Copy out each line containing "icon" from the entries below.

• **Data listing**:
— start —
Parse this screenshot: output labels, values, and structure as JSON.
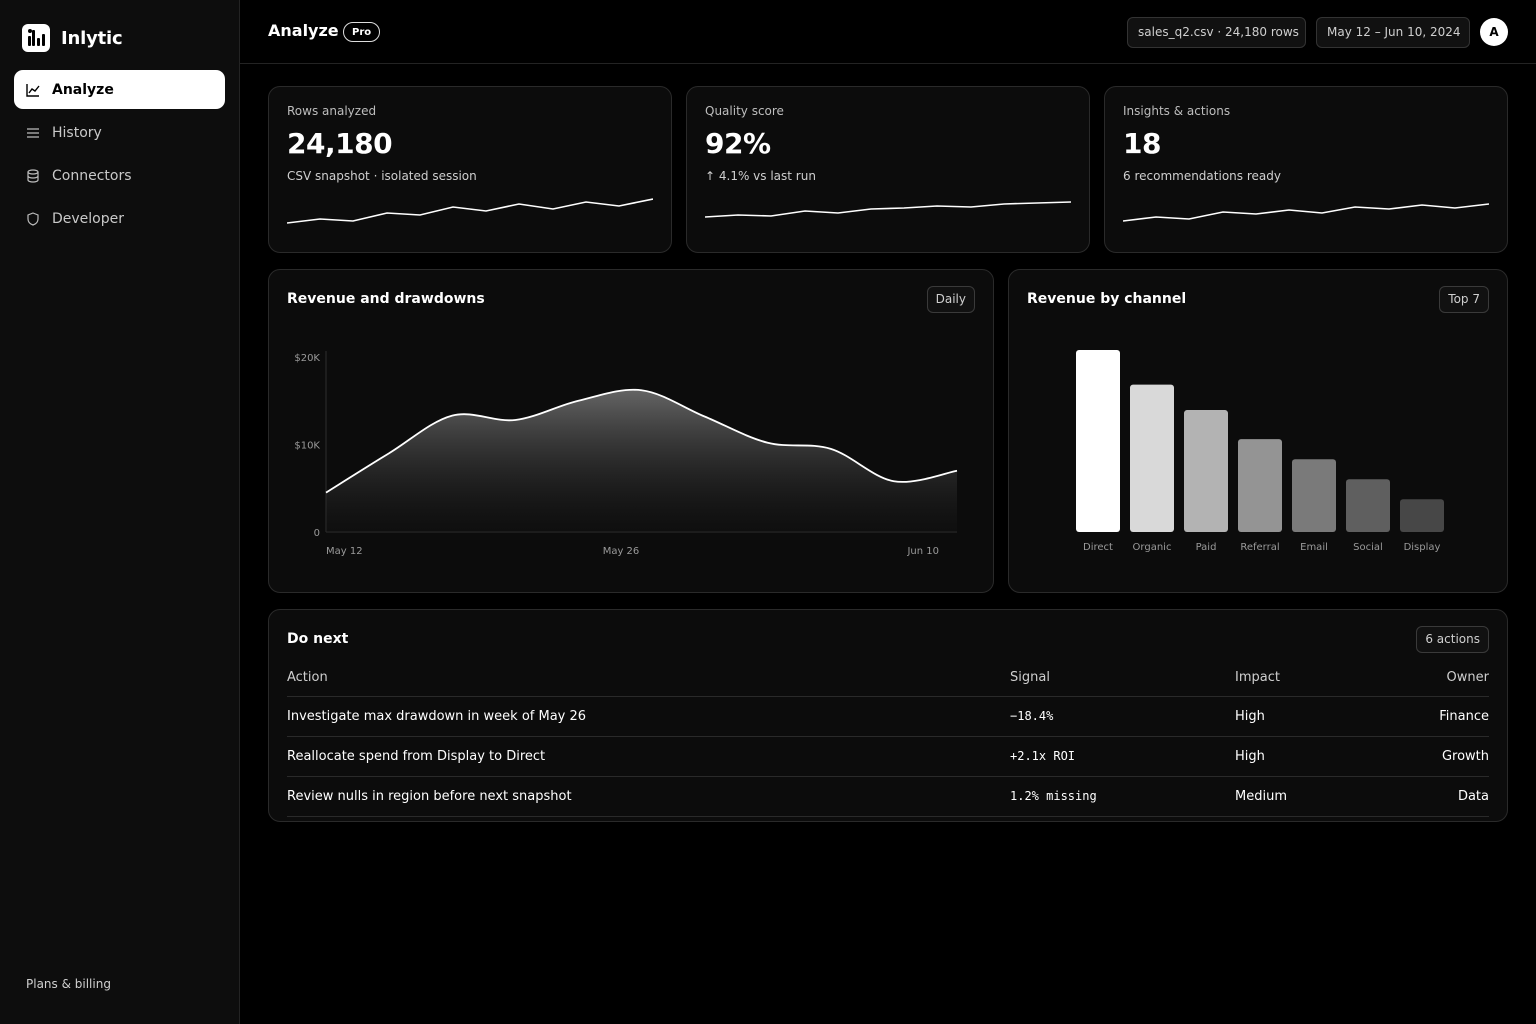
{
  "app": {
    "name": "Inlytic"
  },
  "sidebar": {
    "items": [
      {
        "label": "Analyze",
        "icon": "line-chart-icon",
        "active": true
      },
      {
        "label": "History",
        "icon": "list-icon",
        "active": false
      },
      {
        "label": "Connectors",
        "icon": "database-icon",
        "active": false
      },
      {
        "label": "Developer",
        "icon": "shield-icon",
        "active": false
      }
    ],
    "footer_link": "Plans & billing"
  },
  "header": {
    "title": "Analyze",
    "badge": "Pro",
    "file_pill": "sales_q2.csv · 24,180 rows",
    "date_range": "May 12 – Jun 10, 2024",
    "avatar_initial": "A"
  },
  "stats": [
    {
      "label": "Rows analyzed",
      "value": "24,180",
      "sub": "CSV snapshot · isolated session"
    },
    {
      "label": "Quality score",
      "value": "92%",
      "sub": "↑ 4.1% vs last run"
    },
    {
      "label": "Insights & actions",
      "value": "18",
      "sub": "6 recommendations ready"
    }
  ],
  "revenue_card": {
    "title": "Revenue and drawdowns",
    "chip": "Daily"
  },
  "channel_card": {
    "title": "Revenue by channel",
    "chip": "Top 7"
  },
  "chart_data": [
    {
      "type": "area",
      "title": "Revenue and drawdowns",
      "y_ticks": [
        "$20K",
        "$10K",
        "0"
      ],
      "ylim": [
        0,
        20000
      ],
      "x_ticks": [
        "May 12",
        "May 26",
        "Jun 10"
      ],
      "x": [
        "May 12",
        "May 15",
        "May 18",
        "May 21",
        "May 24",
        "May 27",
        "May 30",
        "Jun 2",
        "Jun 5",
        "Jun 7",
        "Jun 10"
      ],
      "values": [
        4500,
        9000,
        13300,
        12800,
        15000,
        16200,
        13200,
        10200,
        9500,
        5800,
        7000
      ],
      "grid": false
    },
    {
      "type": "bar",
      "title": "Revenue by channel",
      "categories": [
        "Direct",
        "Organic",
        "Paid",
        "Referral",
        "Email",
        "Social",
        "Display"
      ],
      "values": [
        100,
        81,
        67,
        51,
        40,
        29,
        18
      ],
      "colors": [
        "#ffffff",
        "#d9d9d9",
        "#b3b3b3",
        "#949494",
        "#7a7a7a",
        "#5f5f5f",
        "#474747"
      ]
    }
  ],
  "do_next": {
    "title": "Do next",
    "chip": "6 actions",
    "columns": [
      "Action",
      "Signal",
      "Impact",
      "Owner"
    ],
    "rows": [
      {
        "action": "Investigate max drawdown in week of May 26",
        "signal": "−18.4%",
        "impact": "High",
        "owner": "Finance"
      },
      {
        "action": "Reallocate spend from Display to Direct",
        "signal": "+2.1x ROI",
        "impact": "High",
        "owner": "Growth"
      },
      {
        "action": "Review nulls in region before next snapshot",
        "signal": "1.2% missing",
        "impact": "Medium",
        "owner": "Data"
      }
    ]
  }
}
— end —
• **Written response**:
        "icon": "line-chart-icon",
        "icon": "list-icon",
        "icon": "database-icon",
        "icon": "shield-icon",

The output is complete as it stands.